### RECORDED DATA
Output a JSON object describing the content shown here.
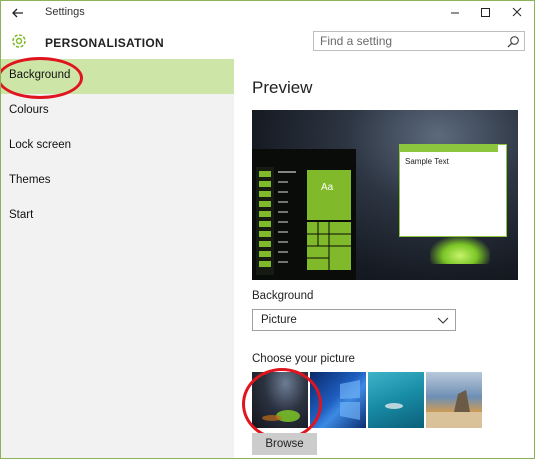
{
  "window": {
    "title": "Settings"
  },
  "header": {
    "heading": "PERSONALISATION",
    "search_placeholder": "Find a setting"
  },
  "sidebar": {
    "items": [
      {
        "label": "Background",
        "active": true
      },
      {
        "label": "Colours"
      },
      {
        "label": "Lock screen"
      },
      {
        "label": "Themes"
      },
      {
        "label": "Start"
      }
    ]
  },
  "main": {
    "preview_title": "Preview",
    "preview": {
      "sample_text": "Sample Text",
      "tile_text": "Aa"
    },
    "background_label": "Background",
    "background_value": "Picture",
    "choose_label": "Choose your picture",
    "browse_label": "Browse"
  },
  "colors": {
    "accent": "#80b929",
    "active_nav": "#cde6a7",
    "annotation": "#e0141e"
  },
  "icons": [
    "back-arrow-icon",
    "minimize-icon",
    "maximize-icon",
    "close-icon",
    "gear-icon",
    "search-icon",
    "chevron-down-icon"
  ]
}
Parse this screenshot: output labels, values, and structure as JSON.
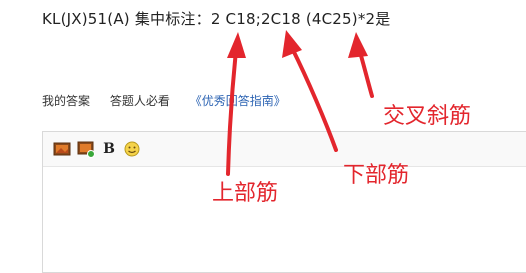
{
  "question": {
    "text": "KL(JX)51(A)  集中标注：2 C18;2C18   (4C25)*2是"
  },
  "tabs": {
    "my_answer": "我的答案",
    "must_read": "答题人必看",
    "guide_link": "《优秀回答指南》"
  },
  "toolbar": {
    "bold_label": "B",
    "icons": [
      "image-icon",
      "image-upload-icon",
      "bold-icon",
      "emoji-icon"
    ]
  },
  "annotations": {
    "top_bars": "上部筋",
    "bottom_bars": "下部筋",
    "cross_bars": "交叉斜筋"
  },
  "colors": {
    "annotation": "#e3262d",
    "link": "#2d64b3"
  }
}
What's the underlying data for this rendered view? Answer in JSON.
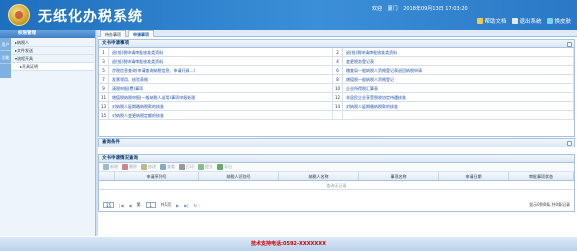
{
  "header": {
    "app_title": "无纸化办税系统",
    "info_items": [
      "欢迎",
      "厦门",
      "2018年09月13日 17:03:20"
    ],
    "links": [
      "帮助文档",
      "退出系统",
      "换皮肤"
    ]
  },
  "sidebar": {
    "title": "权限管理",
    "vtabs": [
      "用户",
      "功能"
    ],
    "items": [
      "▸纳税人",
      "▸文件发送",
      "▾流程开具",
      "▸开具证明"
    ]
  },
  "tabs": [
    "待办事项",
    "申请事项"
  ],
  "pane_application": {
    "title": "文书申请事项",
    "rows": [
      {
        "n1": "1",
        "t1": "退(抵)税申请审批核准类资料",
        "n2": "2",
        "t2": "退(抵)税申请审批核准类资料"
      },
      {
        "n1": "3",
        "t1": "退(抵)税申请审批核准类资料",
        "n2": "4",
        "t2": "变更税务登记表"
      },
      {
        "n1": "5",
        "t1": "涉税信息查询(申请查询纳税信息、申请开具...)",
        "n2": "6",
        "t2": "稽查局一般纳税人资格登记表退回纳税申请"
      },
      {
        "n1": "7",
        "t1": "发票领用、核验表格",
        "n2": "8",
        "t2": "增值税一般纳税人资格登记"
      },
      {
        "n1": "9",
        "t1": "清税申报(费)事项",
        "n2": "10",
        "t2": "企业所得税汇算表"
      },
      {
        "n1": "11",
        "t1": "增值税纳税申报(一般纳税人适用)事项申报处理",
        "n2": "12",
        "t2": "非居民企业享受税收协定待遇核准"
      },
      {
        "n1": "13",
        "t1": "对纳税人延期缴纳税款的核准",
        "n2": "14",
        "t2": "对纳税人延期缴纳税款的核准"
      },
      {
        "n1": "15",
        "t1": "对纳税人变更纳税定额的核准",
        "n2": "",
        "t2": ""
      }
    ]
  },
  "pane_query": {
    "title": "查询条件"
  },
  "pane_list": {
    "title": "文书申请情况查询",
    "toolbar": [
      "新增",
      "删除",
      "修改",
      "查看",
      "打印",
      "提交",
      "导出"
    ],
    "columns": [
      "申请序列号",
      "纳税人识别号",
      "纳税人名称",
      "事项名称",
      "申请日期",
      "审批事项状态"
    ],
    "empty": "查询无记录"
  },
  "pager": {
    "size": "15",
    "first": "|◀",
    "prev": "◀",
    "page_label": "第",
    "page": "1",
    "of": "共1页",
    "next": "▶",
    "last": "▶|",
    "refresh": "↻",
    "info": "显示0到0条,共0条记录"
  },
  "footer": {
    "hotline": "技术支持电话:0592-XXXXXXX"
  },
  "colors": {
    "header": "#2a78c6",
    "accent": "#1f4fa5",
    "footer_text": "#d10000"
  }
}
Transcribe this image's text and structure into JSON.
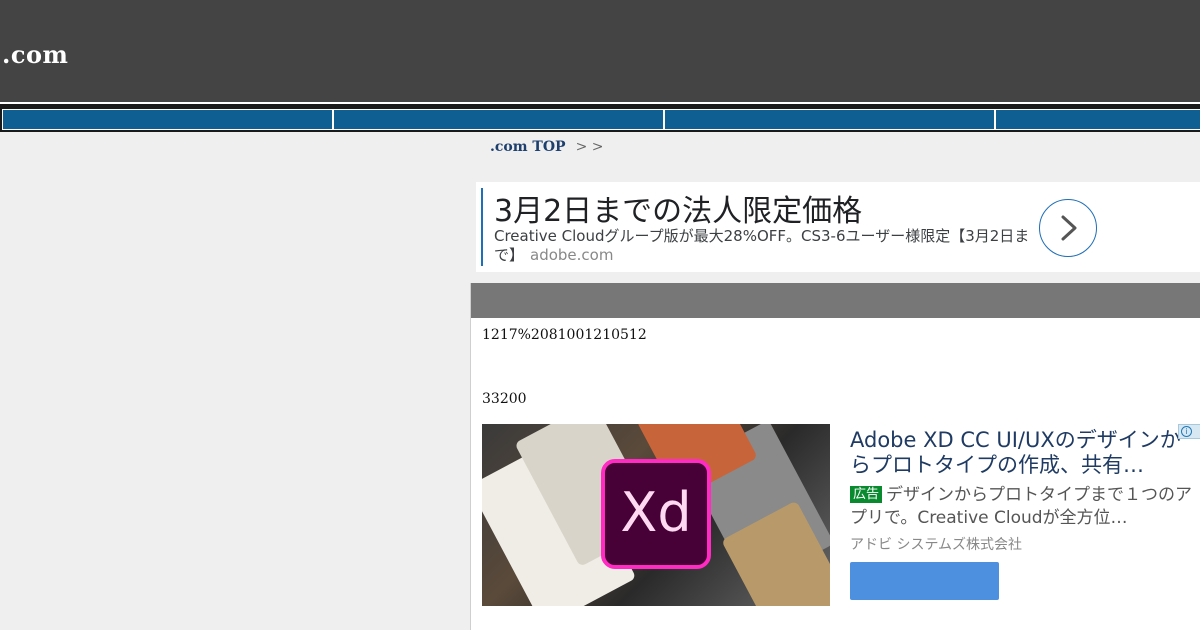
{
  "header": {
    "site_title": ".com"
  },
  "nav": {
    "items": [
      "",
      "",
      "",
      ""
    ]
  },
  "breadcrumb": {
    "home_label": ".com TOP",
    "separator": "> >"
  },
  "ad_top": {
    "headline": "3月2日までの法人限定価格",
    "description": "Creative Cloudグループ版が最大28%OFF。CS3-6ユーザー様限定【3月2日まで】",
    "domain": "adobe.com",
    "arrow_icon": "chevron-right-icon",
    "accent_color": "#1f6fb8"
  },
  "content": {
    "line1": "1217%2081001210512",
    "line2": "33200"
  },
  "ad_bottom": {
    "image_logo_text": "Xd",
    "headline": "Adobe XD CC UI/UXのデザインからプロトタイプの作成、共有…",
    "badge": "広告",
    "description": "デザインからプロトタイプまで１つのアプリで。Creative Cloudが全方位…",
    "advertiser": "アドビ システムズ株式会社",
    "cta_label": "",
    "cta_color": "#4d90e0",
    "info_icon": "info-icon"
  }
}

### TASK STATEMENT
Read through the entries and copy every line that includes "content".

### CORRECT OUTPUT
Output a JSON object describing the content shown here.
  "content": {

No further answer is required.